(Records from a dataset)
######
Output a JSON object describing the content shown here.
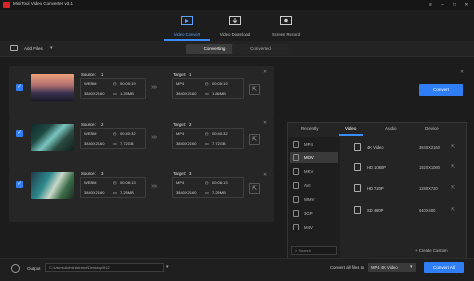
{
  "app": {
    "title": "MiniTool Video Converter v3.1"
  },
  "nav": [
    {
      "label": "Video Convert",
      "icon": "video-convert-icon"
    },
    {
      "label": "Video Download",
      "icon": "video-download-icon"
    },
    {
      "label": "Screen Record",
      "icon": "screen-record-icon"
    }
  ],
  "toolbar": {
    "add_files": "Add Files",
    "tabs": [
      "Converting",
      "Converted"
    ]
  },
  "tasks": [
    {
      "source_label": "Source:",
      "source_index": "1",
      "target_label": "Target:",
      "target_index": "1",
      "src_format": "WEBM",
      "src_duration": "00:05:19",
      "src_res": "3840X2160",
      "src_size": "1.25MB",
      "dst_format": "MP4",
      "dst_duration": "00:05:19",
      "dst_res": "3840X2160",
      "dst_size": "1.86MB",
      "convert": "Convert"
    },
    {
      "source_label": "Source:",
      "source_index": "2",
      "target_label": "Target:",
      "target_index": "2",
      "src_format": "WEBM",
      "src_duration": "00:40:32",
      "src_res": "3840X2160",
      "src_size": "7.72GB",
      "dst_format": "MP4",
      "dst_duration": "00:40:32",
      "dst_res": "3840X2160",
      "dst_size": "7.72GB"
    },
    {
      "source_label": "Source:",
      "source_index": "3",
      "target_label": "Target:",
      "target_index": "3",
      "src_format": "WEBM",
      "src_duration": "00:08:13",
      "src_res": "3840X2160",
      "src_size": "7.25MB",
      "dst_format": "MP4",
      "dst_duration": "00:08:13",
      "dst_res": "3840X2160",
      "dst_size": "7.25MB"
    }
  ],
  "panel": {
    "tabs": [
      "Recently",
      "Video",
      "Audio",
      "Device"
    ],
    "formats": [
      "MP4",
      "MOV",
      "MKV",
      "AVI",
      "WMV",
      "3GP",
      "M4V"
    ],
    "search_placeholder": "Search",
    "resolutions": [
      {
        "name": "4K Video",
        "res": "3840X2160"
      },
      {
        "name": "HD 1080P",
        "res": "1920X1080"
      },
      {
        "name": "HD 720P",
        "res": "1280X720"
      },
      {
        "name": "SD 480P",
        "res": "640X480"
      }
    ],
    "create_custom": "+ Create Custom"
  },
  "bottom": {
    "output_label": "Output",
    "output_path": "C:\\Users\\Administrator\\Desktop\\tt12",
    "convert_all_label": "Convert all files to",
    "convert_all_format": "MP4 4K Video",
    "convert_all_button": "Convert All"
  },
  "colors": {
    "accent": "#2f7ef5",
    "brand": "#d6252c"
  }
}
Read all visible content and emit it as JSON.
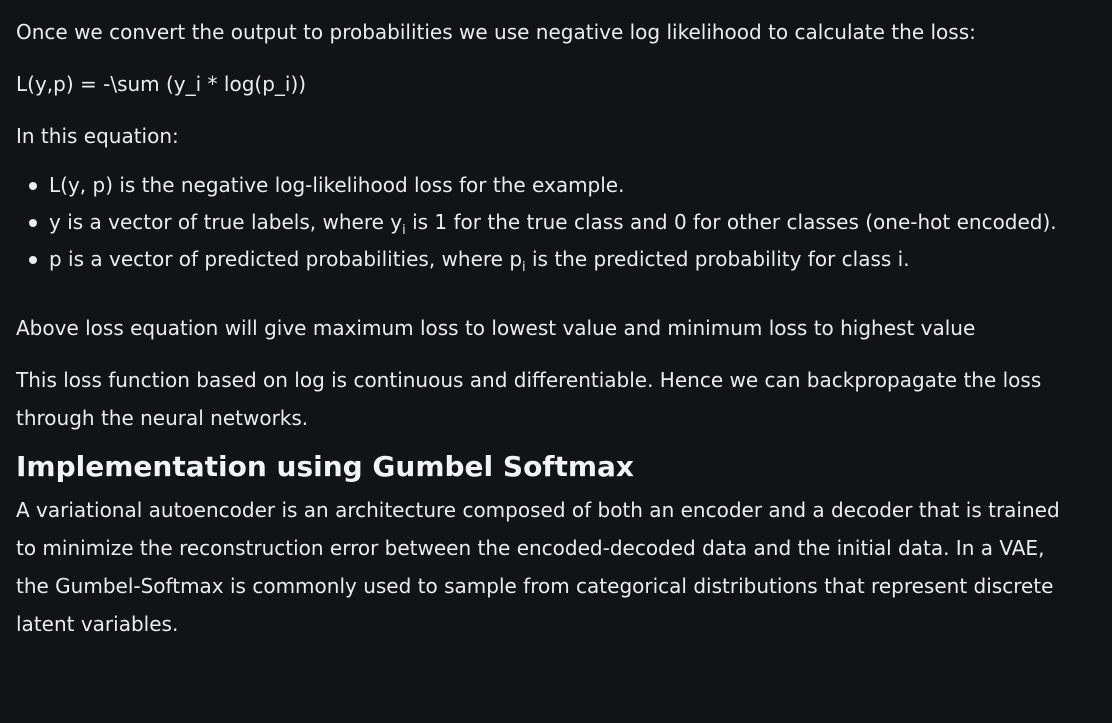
{
  "article": {
    "intro": "Once we convert the output to probabilities we use negative log likelihood to calculate the loss:",
    "formula": "L(y,p) = -\\sum (y_i * log(p_i))",
    "lead": "In this equation:",
    "bullets": {
      "b1": {
        "text": "L(y, p) is the negative log-likelihood loss for the example."
      },
      "b2": {
        "pre": "y is a vector of true labels, where y",
        "sub": "i",
        "post": " is 1 for the true class and 0 for other classes (one-hot encoded)."
      },
      "b3": {
        "pre": "p is a vector of predicted probabilities, where p",
        "sub": "i",
        "post": " is the predicted probability for class i."
      }
    },
    "above_loss": "Above loss equation will give maximum loss to lowest value and minimum loss to highest value",
    "loss_function": "This loss function based on log is continuous and differentiable. Hence we can backpropagate the loss through the neural networks.",
    "heading": "Implementation using Gumbel Softmax",
    "vae_paragraph": "A variational autoencoder is an architecture composed of both an encoder and a decoder that is trained to minimize the reconstruction error between the encoded-decoded data and the initial data. In a VAE, the Gumbel-Softmax is commonly used to sample from categorical distributions that represent discrete latent variables."
  }
}
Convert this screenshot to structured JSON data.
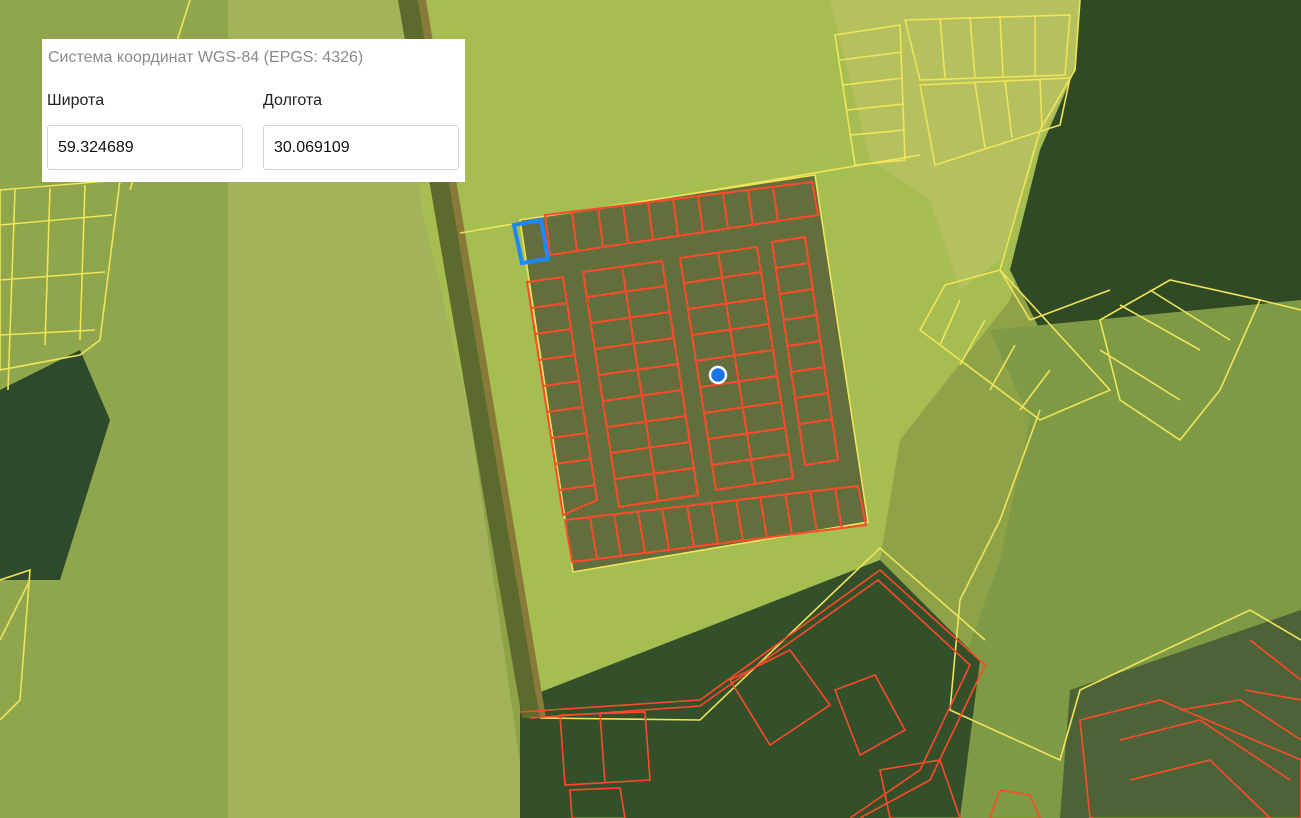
######
**WORK TO BE COMPLETED:**
Supply the count of lines in the entries that contain the word "content", and nothing besides.

**ANSWER BELOW:**
2